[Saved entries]
---
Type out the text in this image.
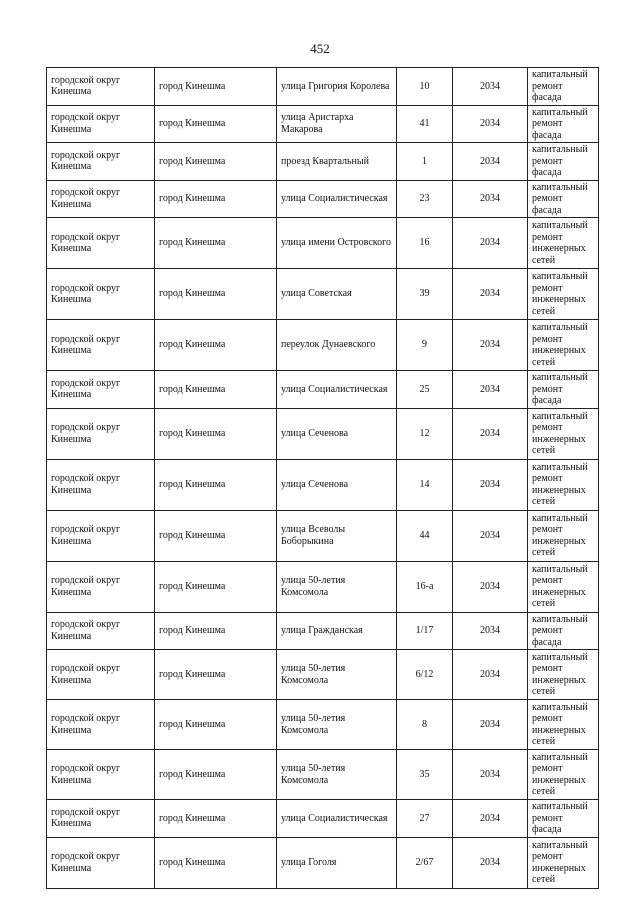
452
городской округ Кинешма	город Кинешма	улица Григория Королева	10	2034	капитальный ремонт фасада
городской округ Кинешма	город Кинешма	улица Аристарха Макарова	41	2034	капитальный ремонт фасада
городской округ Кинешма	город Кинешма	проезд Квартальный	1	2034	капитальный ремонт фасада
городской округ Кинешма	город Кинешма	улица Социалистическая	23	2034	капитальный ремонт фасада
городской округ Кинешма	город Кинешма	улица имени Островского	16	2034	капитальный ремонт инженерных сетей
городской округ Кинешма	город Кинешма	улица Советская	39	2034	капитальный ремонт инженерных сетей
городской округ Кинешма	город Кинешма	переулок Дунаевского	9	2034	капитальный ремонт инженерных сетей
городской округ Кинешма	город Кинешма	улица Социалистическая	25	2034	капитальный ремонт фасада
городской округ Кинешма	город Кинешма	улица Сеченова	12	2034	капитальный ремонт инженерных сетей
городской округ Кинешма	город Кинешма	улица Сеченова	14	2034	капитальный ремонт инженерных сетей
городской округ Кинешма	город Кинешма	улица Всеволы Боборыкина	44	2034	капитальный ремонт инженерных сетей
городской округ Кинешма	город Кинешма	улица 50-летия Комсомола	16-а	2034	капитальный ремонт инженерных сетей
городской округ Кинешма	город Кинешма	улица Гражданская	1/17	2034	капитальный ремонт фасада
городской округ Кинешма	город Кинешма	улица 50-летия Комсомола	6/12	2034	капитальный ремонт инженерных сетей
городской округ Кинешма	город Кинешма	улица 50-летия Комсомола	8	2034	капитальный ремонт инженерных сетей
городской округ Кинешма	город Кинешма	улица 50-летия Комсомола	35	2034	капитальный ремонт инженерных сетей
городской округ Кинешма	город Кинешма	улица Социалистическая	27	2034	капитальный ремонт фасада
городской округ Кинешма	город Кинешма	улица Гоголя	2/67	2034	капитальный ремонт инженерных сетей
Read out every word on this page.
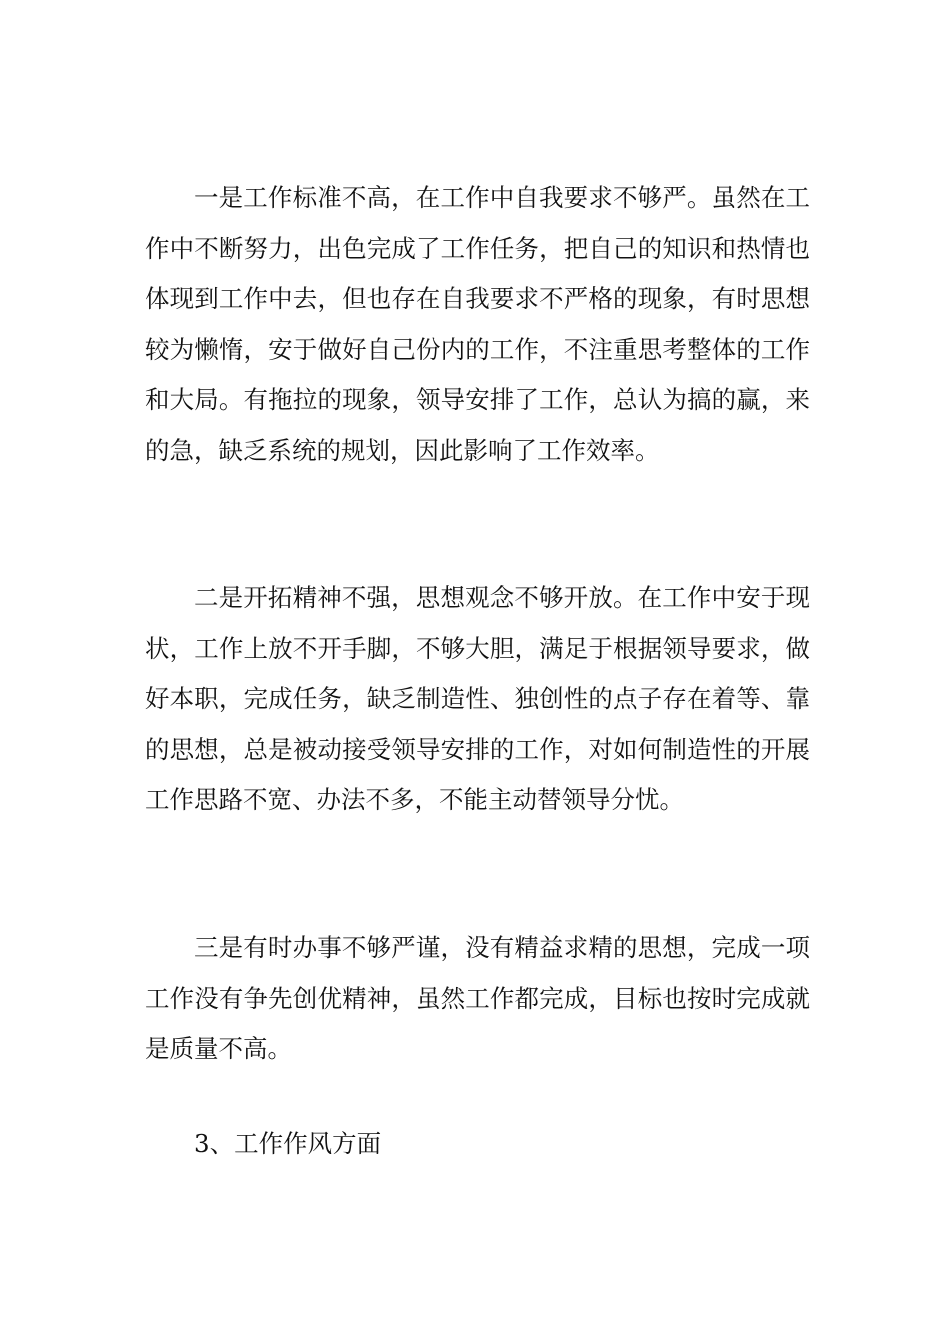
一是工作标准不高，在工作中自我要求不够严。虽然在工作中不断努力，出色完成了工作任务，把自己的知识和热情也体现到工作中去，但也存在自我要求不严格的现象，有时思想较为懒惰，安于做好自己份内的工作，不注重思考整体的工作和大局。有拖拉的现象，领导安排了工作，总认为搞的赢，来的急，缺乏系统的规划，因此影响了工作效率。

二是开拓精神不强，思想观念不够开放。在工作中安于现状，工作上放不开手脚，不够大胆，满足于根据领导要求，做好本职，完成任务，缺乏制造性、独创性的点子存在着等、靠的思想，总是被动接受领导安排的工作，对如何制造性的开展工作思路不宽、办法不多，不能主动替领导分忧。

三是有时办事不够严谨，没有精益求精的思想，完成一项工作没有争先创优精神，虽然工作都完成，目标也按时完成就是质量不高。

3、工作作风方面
---
* [Written exercise]: Find the line containing "Read out every word on this page." in the listing above. Restate it and every line after it, word for word, through the final line, leaving out the pictures.

* [Written response]:
Read out every word on this page.
一是工作标准不高，在工作中自我要求不够严。虽然在工作中不断努力，出色完成了工作任务，把自己的知识和热情也体现到工作中去，但也存在自我要求不严格的现象，有时思想较为懒惰，安于做好自己份内的工作，不注重思考整体的工作和大局。有拖拉的现象，领导安排了工作，总认为搞的赢，来的急，缺乏系统的规划，因此影响了工作效率。

二是开拓精神不强，思想观念不够开放。在工作中安于现状，工作上放不开手脚，不够大胆，满足于根据领导要求，做好本职，完成任务，缺乏制造性、独创性的点子存在着等、靠的思想，总是被动接受领导安排的工作，对如何制造性的开展工作思路不宽、办法不多，不能主动替领导分忧。

三是有时办事不够严谨，没有精益求精的思想，完成一项工作没有争先创优精神，虽然工作都完成，目标也按时完成就是质量不高。

3、工作作风方面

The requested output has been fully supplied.